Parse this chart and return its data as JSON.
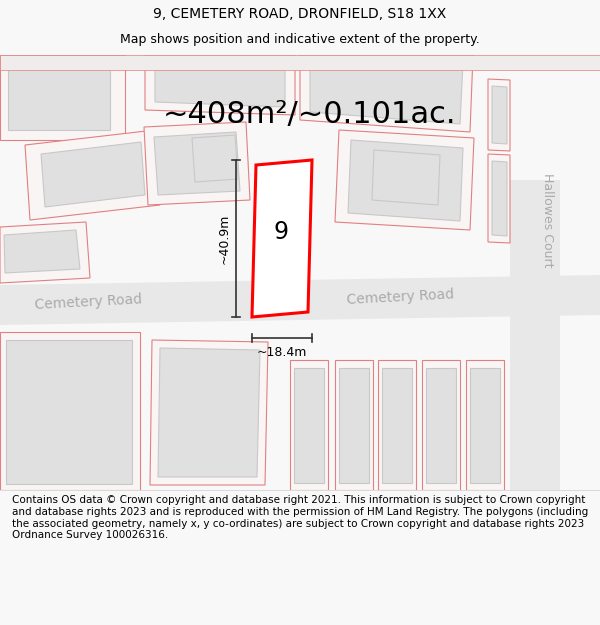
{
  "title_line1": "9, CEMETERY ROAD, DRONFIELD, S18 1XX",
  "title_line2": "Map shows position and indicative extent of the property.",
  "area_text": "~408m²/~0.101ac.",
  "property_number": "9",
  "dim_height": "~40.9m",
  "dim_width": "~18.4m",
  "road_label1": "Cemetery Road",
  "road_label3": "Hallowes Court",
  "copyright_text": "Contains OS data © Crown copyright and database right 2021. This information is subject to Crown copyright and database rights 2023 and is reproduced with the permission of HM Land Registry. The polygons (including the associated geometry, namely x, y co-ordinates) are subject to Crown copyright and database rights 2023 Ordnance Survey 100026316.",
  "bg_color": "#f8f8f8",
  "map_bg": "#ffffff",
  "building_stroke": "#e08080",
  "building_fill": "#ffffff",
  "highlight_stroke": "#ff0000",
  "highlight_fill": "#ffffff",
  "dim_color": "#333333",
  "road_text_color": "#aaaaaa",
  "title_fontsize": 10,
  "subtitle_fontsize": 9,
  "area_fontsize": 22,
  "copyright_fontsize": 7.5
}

:::

Exclude the images, then output the data above word for word.

*CORRECT RESPONSE*:
Parse this chart and return its data as JSON.
{
  "title_line1": "9, CEMETERY ROAD, DRONFIELD, S18 1XX",
  "title_line2": "Map shows position and indicative extent of the property.",
  "area_text": "~408m²/~0.101ac.",
  "property_number": "9",
  "dim_height": "~40.9m",
  "dim_width": "~18.4m",
  "road_label1": "Cemetery Road",
  "road_label3": "Hallowes Court",
  "copyright_text": "Contains OS data © Crown copyright and database right 2021. This information is subject to Crown copyright and database rights 2023 and is reproduced with the permission of HM Land Registry. The polygons (including the associated geometry, namely x, y co-ordinates) are subject to Crown copyright and database rights 2023 Ordnance Survey 100026316.",
  "bg_color": "#f8f8f8",
  "map_bg": "#ffffff",
  "building_stroke": "#e08080",
  "building_fill": "#ffffff",
  "highlight_stroke": "#ff0000",
  "highlight_fill": "#ffffff",
  "dim_color": "#333333",
  "road_text_color": "#aaaaaa",
  "title_fontsize": 10,
  "subtitle_fontsize": 9,
  "area_fontsize": 22,
  "copyright_fontsize": 7.5
}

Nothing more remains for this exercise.